» **Page text**

The above description is only an embodiment of the present invention, and is not intended to limit the scope of the present invention, and all equivalent structural changes made by using the contents of the present specification and the drawings, or any other related technical fields, are included in the scope of the present invention.

Claims (10)

1. A radar reference azimuth calibration device, characterized in that the calibration device comprises:

the positioning module is used for acquiring the geographic position information of the radar;

the real-time receiving module is used for acquiring the geographical position information of the airplane in real time;

the angle input module is used for analyzing the airplane angle information measured by the radar;

and the data processing control module outputs angle deviation information for radar reference azimuth calibration based on the geographic position information of the radar, the geographic position information of the airplane and the analyzed airplane angle information.

2. The radar reference azimuth calibrating device according to claim 1, wherein the calibrating device further comprises a data output interface module, which is configured to receive the angular deviation information output by the data processing control module and transmit the information to the radar for calibration.

(Page segmentation data)
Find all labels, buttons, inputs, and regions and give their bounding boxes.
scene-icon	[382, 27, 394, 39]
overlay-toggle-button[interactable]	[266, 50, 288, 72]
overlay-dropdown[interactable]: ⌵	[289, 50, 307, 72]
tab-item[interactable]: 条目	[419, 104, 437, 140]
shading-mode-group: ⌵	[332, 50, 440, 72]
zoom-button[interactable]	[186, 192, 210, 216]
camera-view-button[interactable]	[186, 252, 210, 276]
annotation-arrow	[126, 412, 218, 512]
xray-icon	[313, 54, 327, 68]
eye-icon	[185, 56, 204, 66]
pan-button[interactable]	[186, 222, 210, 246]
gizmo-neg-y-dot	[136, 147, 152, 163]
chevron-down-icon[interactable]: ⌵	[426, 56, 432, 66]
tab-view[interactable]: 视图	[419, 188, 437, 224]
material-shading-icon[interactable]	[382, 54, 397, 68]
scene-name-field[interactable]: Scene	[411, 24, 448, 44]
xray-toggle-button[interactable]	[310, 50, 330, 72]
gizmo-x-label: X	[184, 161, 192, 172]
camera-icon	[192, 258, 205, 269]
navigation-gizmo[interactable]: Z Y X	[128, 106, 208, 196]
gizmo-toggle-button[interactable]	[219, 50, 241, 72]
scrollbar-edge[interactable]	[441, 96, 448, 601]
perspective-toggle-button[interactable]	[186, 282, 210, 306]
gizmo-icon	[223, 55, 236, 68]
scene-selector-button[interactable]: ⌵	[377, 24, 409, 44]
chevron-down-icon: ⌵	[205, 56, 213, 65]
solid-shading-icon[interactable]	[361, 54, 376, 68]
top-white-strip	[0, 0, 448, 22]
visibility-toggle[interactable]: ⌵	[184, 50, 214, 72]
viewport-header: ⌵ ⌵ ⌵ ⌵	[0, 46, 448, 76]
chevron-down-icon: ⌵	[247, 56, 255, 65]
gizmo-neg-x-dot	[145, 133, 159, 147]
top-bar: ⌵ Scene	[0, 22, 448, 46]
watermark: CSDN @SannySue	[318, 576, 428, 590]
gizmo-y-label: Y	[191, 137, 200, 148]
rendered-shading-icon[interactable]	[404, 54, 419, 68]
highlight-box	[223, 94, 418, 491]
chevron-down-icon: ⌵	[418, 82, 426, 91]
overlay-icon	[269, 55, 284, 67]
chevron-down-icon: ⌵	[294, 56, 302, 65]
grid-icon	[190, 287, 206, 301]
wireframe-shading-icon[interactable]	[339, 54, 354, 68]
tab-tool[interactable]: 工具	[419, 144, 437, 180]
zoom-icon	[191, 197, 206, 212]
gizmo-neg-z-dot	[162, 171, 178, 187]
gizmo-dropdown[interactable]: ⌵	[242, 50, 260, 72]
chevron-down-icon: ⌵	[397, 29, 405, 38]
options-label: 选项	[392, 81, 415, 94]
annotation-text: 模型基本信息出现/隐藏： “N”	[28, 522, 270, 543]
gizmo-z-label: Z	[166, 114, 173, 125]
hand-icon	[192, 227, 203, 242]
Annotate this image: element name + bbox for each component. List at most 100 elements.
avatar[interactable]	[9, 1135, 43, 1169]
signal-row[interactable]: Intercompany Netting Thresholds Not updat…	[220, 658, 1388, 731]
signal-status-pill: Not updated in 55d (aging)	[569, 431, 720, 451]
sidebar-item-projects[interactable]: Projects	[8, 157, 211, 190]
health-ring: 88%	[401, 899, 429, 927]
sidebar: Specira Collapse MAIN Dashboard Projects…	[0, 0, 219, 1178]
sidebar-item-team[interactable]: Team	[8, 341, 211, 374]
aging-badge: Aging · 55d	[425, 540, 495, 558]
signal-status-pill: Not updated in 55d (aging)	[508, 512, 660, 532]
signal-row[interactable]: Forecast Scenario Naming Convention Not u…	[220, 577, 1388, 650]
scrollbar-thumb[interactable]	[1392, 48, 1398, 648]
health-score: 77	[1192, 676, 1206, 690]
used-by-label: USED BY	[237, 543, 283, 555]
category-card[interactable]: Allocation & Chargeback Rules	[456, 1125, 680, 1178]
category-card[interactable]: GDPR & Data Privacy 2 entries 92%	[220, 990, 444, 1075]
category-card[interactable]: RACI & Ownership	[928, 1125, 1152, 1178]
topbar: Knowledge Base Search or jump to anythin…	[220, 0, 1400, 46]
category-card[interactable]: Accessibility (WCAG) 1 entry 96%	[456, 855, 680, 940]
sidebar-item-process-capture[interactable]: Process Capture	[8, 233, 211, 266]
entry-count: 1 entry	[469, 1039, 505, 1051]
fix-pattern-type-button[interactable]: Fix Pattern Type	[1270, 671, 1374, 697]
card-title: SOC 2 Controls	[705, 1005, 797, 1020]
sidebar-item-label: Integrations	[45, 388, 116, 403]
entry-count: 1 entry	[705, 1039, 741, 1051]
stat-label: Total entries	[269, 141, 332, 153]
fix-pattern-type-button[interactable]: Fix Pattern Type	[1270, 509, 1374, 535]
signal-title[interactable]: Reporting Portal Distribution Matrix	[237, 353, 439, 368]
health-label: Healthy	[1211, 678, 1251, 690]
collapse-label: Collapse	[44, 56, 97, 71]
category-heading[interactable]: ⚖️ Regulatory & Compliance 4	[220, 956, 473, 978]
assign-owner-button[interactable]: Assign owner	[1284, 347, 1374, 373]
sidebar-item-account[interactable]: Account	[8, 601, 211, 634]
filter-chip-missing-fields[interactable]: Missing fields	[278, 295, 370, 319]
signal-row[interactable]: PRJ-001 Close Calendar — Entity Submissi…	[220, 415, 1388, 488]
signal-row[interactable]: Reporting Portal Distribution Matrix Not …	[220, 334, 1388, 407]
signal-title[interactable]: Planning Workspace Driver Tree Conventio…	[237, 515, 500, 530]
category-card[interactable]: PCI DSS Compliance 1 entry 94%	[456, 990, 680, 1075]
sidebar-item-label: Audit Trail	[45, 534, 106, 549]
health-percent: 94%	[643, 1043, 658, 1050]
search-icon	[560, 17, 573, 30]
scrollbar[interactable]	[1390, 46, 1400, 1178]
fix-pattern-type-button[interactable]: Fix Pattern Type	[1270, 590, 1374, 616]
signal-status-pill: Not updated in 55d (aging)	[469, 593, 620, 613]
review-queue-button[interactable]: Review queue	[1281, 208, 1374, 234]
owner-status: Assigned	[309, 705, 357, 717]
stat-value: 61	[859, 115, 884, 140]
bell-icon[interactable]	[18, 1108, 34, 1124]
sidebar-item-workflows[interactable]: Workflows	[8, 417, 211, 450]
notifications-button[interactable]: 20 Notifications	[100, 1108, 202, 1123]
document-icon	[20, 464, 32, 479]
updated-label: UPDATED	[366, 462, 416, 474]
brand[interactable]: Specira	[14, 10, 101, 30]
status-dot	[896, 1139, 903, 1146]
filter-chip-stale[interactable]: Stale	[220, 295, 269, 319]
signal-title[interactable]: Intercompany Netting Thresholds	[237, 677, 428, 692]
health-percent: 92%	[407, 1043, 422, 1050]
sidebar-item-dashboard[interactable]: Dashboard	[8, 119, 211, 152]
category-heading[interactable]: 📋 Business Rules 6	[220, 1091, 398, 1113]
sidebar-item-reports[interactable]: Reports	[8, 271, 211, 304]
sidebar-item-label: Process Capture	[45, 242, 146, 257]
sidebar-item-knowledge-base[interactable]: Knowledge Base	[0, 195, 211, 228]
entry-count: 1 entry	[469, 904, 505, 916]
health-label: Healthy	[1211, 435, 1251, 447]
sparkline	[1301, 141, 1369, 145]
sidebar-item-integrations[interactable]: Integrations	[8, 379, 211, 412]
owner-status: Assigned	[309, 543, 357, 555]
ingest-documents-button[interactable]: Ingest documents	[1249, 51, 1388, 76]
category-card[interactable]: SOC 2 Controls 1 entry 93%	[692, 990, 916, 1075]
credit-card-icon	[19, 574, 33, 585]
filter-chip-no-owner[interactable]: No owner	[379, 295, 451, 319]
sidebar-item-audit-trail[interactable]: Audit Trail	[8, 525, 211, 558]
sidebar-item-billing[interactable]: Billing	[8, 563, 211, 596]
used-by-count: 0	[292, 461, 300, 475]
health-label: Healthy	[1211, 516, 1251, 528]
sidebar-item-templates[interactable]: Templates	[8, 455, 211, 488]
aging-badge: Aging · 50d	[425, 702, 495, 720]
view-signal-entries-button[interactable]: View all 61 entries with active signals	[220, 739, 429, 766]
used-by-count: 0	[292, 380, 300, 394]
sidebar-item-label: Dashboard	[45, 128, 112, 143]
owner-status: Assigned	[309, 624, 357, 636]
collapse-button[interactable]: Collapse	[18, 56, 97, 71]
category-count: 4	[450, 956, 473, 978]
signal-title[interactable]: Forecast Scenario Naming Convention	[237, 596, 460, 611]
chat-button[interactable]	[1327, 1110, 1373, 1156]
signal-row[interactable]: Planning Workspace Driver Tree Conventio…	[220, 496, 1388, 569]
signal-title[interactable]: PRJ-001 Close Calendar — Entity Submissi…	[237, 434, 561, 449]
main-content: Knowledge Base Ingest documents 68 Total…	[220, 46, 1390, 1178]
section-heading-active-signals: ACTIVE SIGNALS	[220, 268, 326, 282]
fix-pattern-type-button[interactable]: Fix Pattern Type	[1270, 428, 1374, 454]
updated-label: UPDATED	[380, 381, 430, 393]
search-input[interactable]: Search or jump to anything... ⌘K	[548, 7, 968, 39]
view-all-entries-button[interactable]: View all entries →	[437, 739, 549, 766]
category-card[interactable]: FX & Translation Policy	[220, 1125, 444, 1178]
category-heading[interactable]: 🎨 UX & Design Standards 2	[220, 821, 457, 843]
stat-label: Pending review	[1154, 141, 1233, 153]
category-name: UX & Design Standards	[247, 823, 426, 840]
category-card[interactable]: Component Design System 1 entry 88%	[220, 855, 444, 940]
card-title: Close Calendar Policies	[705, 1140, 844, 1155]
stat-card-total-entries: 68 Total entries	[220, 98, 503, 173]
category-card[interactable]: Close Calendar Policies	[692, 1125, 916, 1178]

» **Exercises**
- 1) In the patent excerpt, do these statements agree with the text? Answer yes or no for each, and quote the words that decide it. (a) The positioning module acquires the geographic position information of the airplane. (b) The angle input module analyzes airplane angle information measured by the radar. (c) In claim 2, the data output interface module transmits the received information to the radar.
- 2) Repeat everything in the patent excerpt from "the angle input" down to "radar for calibration.".
This listing is separate material and is unrelated to the patent excerpt.

» **Answer section**
- 1)
(a) No: "the positioning module is used for acquiring the geographic position information of the radar"
(b) Yes: "the angle input module is used for analyzing the airplane angle information measured by the radar"
(c) Yes: "transmit the information to the radar for calibration"

- 2)
the angle input module is used for analyzing the airplane angle information measured by the radar;

and the data processing control module outputs angle deviation information for radar reference azimuth calibration based on the geographic position information of the radar, the geographic position information of the airplane and the analyzed airplane angle information.

2. The radar reference azimuth calibrating device according to claim 1, wherein the calibrating device further comprises a data output interface module, which is configured to receive the angular deviation information output by the data processing control module and transmit the information to the radar for calibration.